(Short exercise) The records underneath are to be repeated exactly, with the pictures left out.

(Exercise data)
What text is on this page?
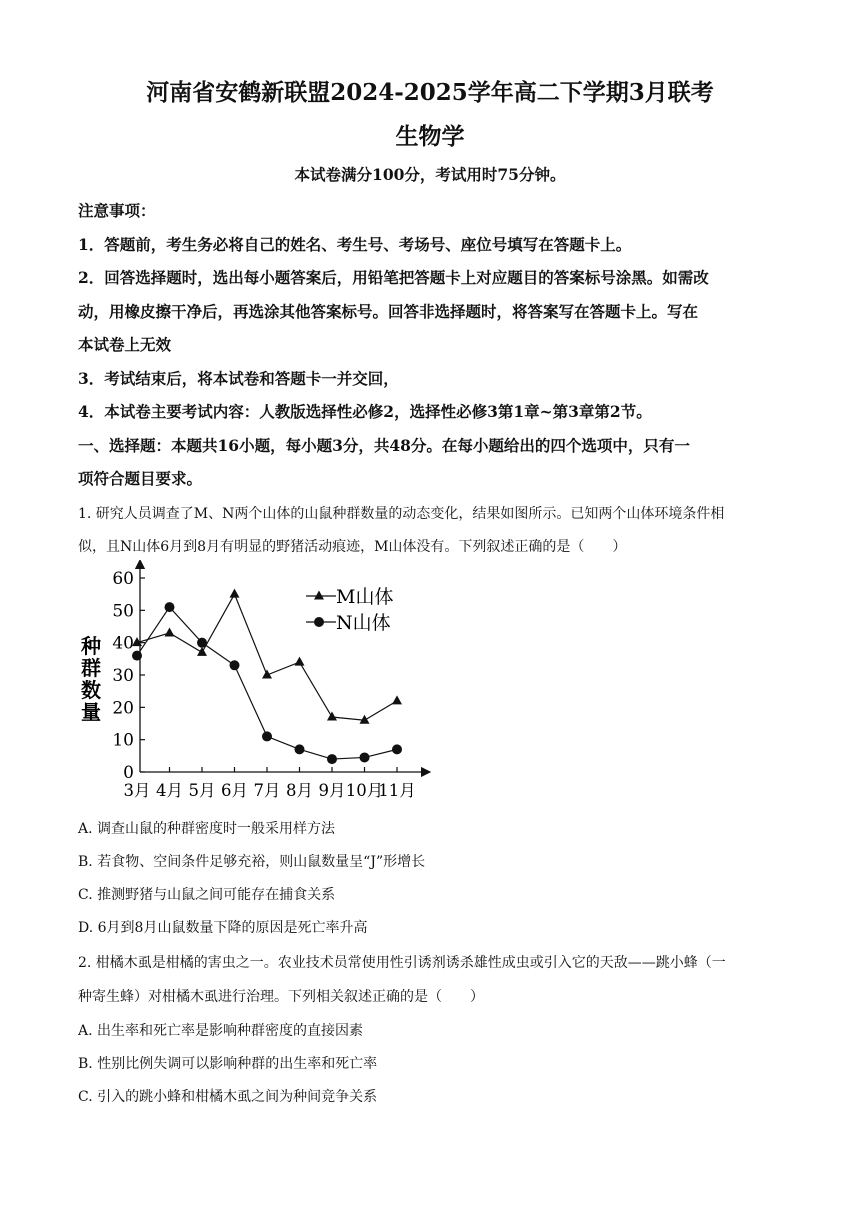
河南省安鹤新联盟2024-2025学年高二下学期3月联考
生物学
本试卷满分100分，考试用时75分钟。
注意事项：
1．答题前，考生务必将自己的姓名、考生号、考场号、座位号填写在答题卡上。
2．回答选择题时，选出每小题答案后，用铅笔把答题卡上对应题目的答案标号涂黑。如需改
动，用橡皮擦干净后，再选涂其他答案标号。回答非选择题时，将答案写在答题卡上。写在
本试卷上无效
3．考试结束后，将本试卷和答题卡一并交回，
4．本试卷主要考试内容：人教版选择性必修2，选择性必修3第1章~第3章第2节。
一、选择题：本题共16小题，每小题3分，共48分。在每小题给出的四个选项中，只有一
项符合题目要求。
1. 研究人员调查了M、N两个山体的山鼠种群数量的动态变化，结果如图所示。已知两个山体环境条件相
似，且N山体6月到8月有明显的野猪活动痕迹，M山体没有。下列叙述正确的是（　　）
0
10
20
30
40
50
60
3月 4月 5月 6月 7月 8月 9月 10月
11月
M山体
N山体
种
群
数
量
A. 调查山鼠的种群密度时一般采用样方法
B. 若食物、空间条件足够充裕，则山鼠数量呈“J”形增长
C. 推测野猪与山鼠之间可能存在捕食关系
D. 6月到8月山鼠数量下降的原因是死亡率升高
2. 柑橘木虱是柑橘的害虫之一。农业技术员常使用性引诱剂诱杀雄性成虫或引入它的天敌——跳小蜂（一
种寄生蜂）对柑橘木虱进行治理。下列相关叙述正确的是（　　）
A. 出生率和死亡率是影响种群密度的直接因素
B. 性别比例失调可以影响种群的出生率和死亡率
C. 引入的跳小蜂和柑橘木虱之间为种间竞争关系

(Answer to the task)
What text is on this page?
河南省安鹤新联盟2024-2025学年高二下学期3月联考
生物学
本试卷满分100分，考试用时75分钟。
注意事项：
1．答题前，考生务必将自己的姓名、考生号、考场号、座位号填写在答题卡上。
2．回答选择题时，选出每小题答案后，用铅笔把答题卡上对应题目的答案标号涂黑。如需改
动，用橡皮擦干净后，再选涂其他答案标号。回答非选择题时，将答案写在答题卡上。写在
本试卷上无效
3．考试结束后，将本试卷和答题卡一并交回，
4．本试卷主要考试内容：人教版选择性必修2，选择性必修3第1章~第3章第2节。
一、选择题：本题共16小题，每小题3分，共48分。在每小题给出的四个选项中，只有一
项符合题目要求。
1. 研究人员调查了M、N两个山体的山鼠种群数量的动态变化，结果如图所示。已知两个山体环境条件相
似，且N山体6月到8月有明显的野猪活动痕迹，M山体没有。下列叙述正确的是（　　）
0
10
20
30
40
50
60
3月 4月 5月 6月 7月 8月 9月 10月
11月
M山体
N山体
种
群
数
量
A. 调查山鼠的种群密度时一般采用样方法
B. 若食物、空间条件足够充裕，则山鼠数量呈“J”形增长
C. 推测野猪与山鼠之间可能存在捕食关系
D. 6月到8月山鼠数量下降的原因是死亡率升高
2. 柑橘木虱是柑橘的害虫之一。农业技术员常使用性引诱剂诱杀雄性成虫或引入它的天敌——跳小蜂（一
种寄生蜂）对柑橘木虱进行治理。下列相关叙述正确的是（　　）
A. 出生率和死亡率是影响种群密度的直接因素
B. 性别比例失调可以影响种群的出生率和死亡率
C. 引入的跳小蜂和柑橘木虱之间为种间竞争关系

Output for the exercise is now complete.